### Directions:
Establish how many lines in the material include the string "Linder" and report it as a lone number.

### Data for this exercise:
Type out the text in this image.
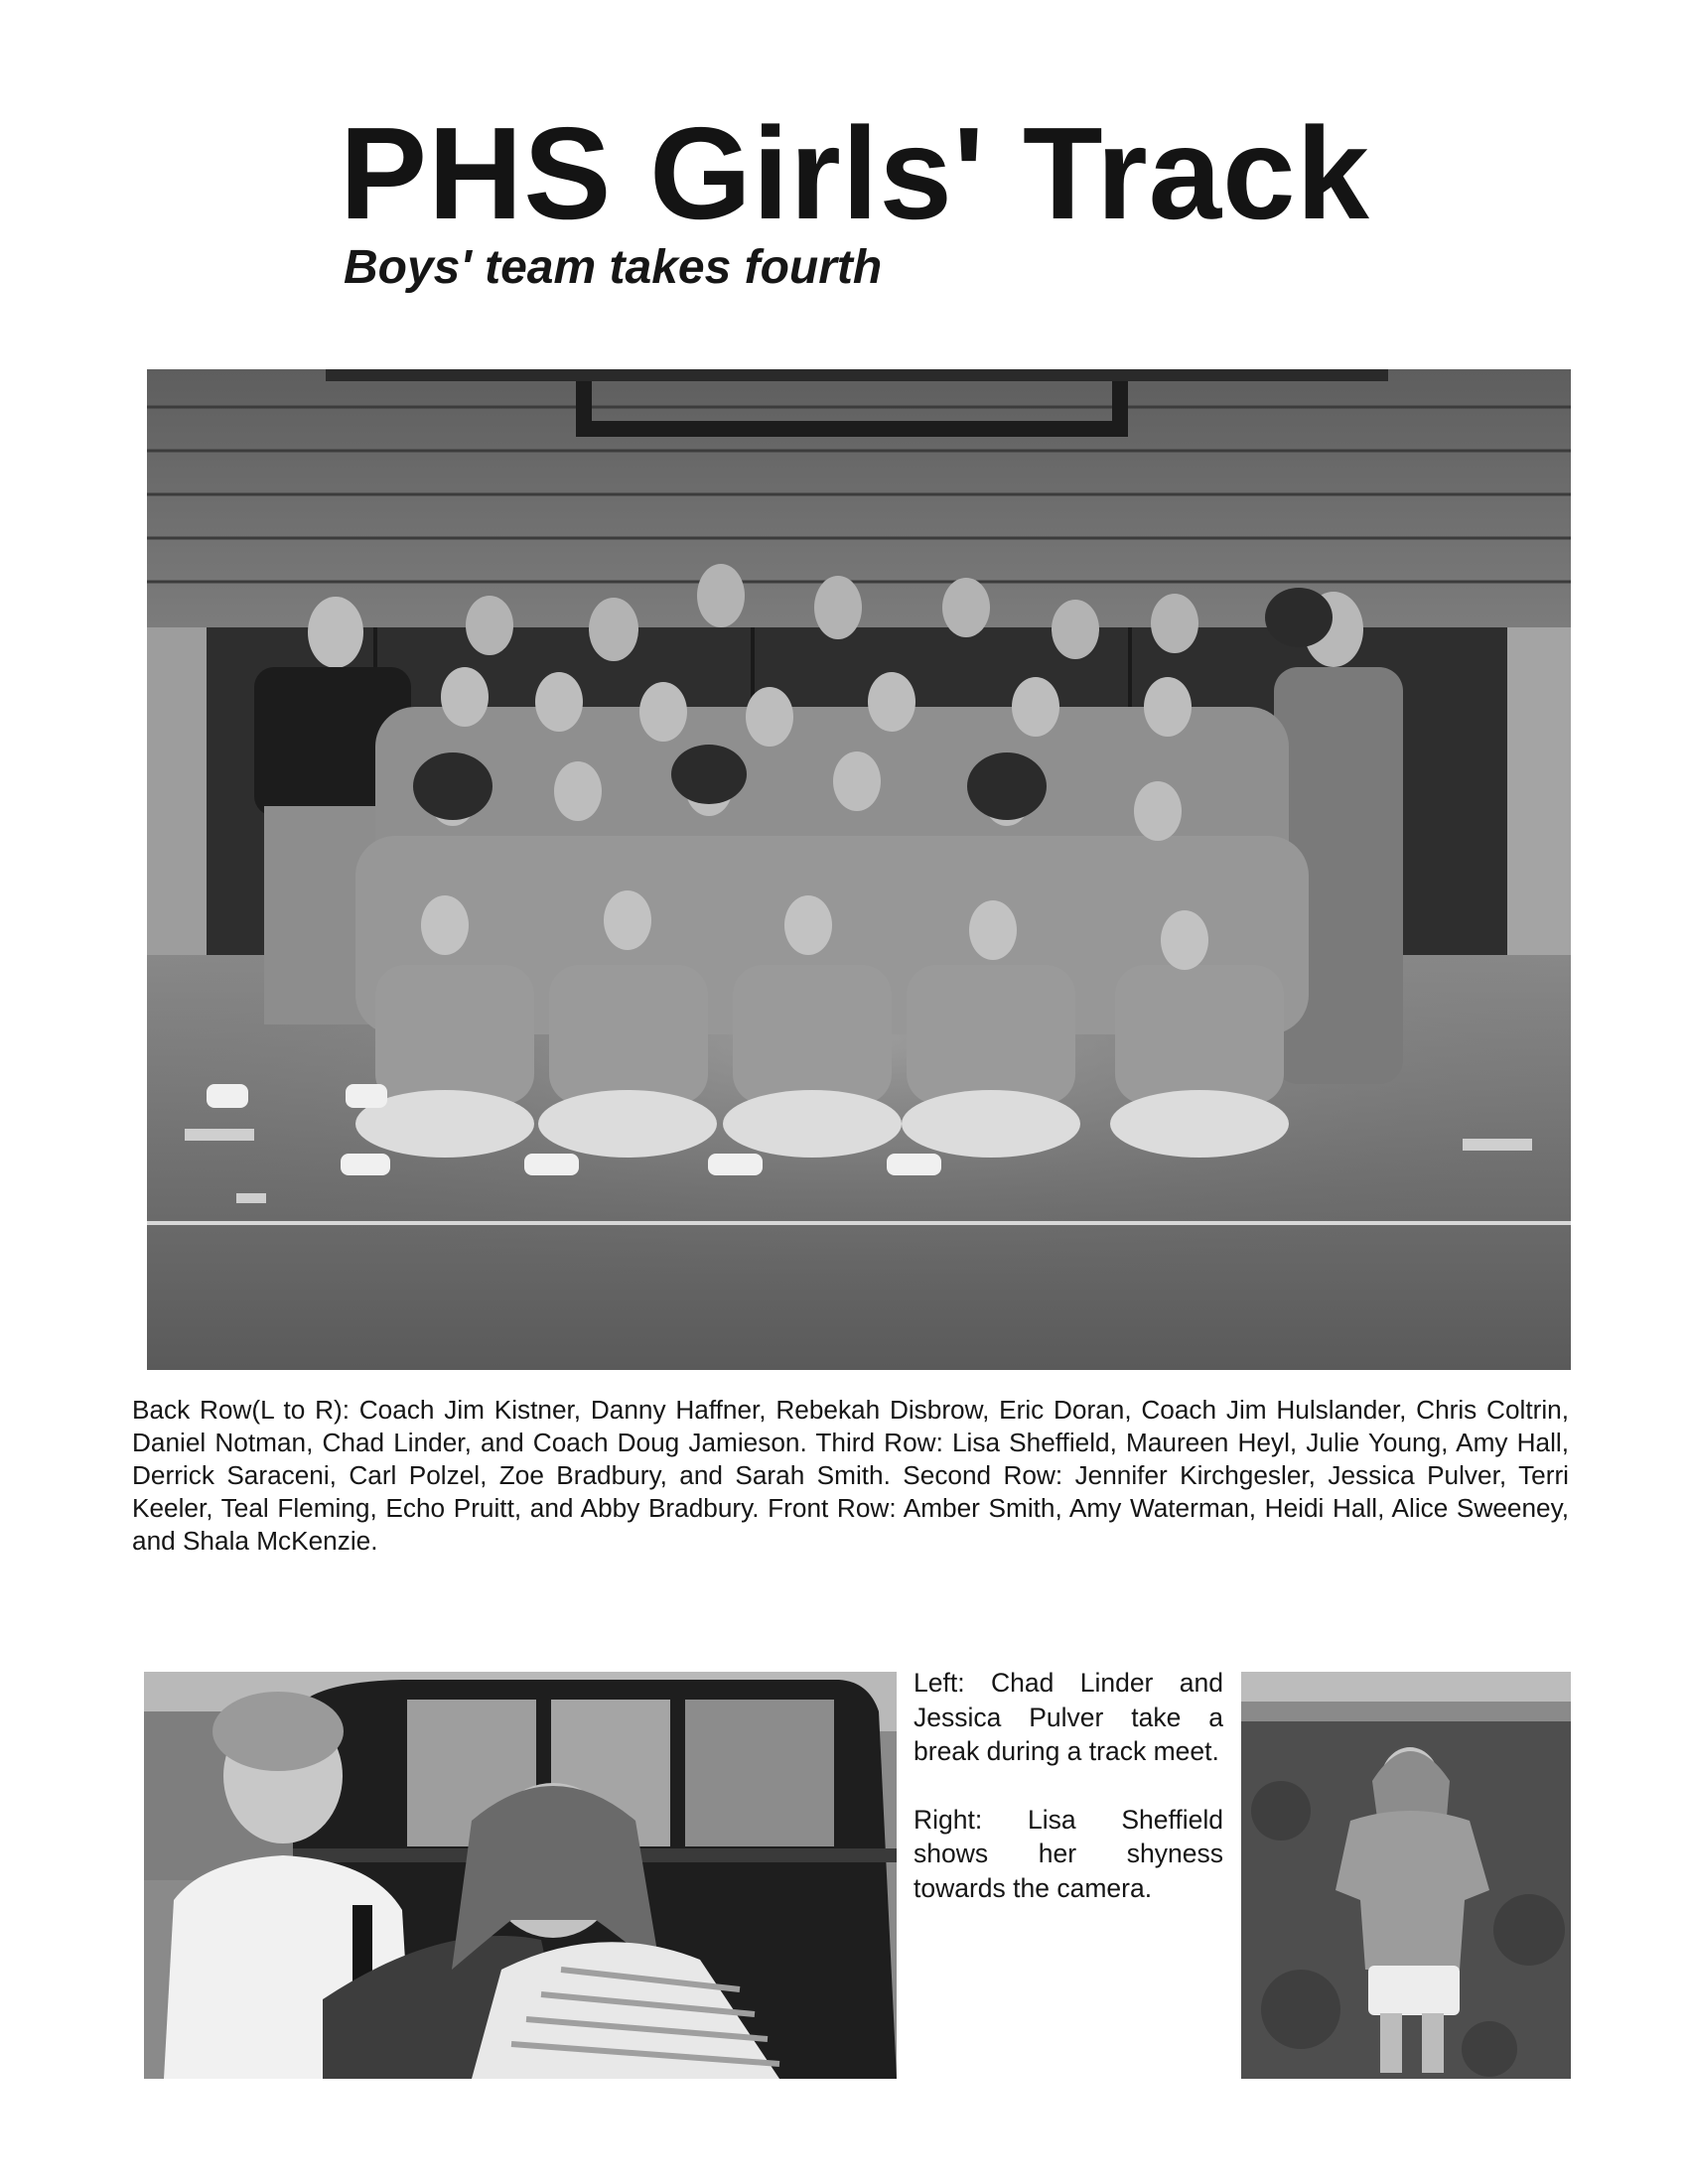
PHS Girls' Track
Boys' team takes fourth

Back Row(L to R): Coach Jim Kistner, Danny Haffner, Rebekah Disbrow, Eric Doran, Coach Jim Hulslander, Chris Coltrin, Daniel Notman, Chad Linder, and Coach Doug Jamieson. Third Row: Lisa Sheffield, Maureen Heyl, Julie Young, Amy Hall, Derrick Saraceni, Carl Polzel, Zoe Bradbury, and Sarah Smith. Second Row: Jennifer Kirchgesler, Jessica Pulver, Terri Keeler, Teal Fleming, Echo Pruitt, and Abby Bradbury. Front Row: Amber Smith, Amy Waterman, Heidi Hall, Alice Sweeney, and Shala McKenzie.

Left: Chad Linder and Jessica Pulver take a break during a track meet.

Right: Lisa Sheffield shows her shyness towards the camera.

### Final answer:
2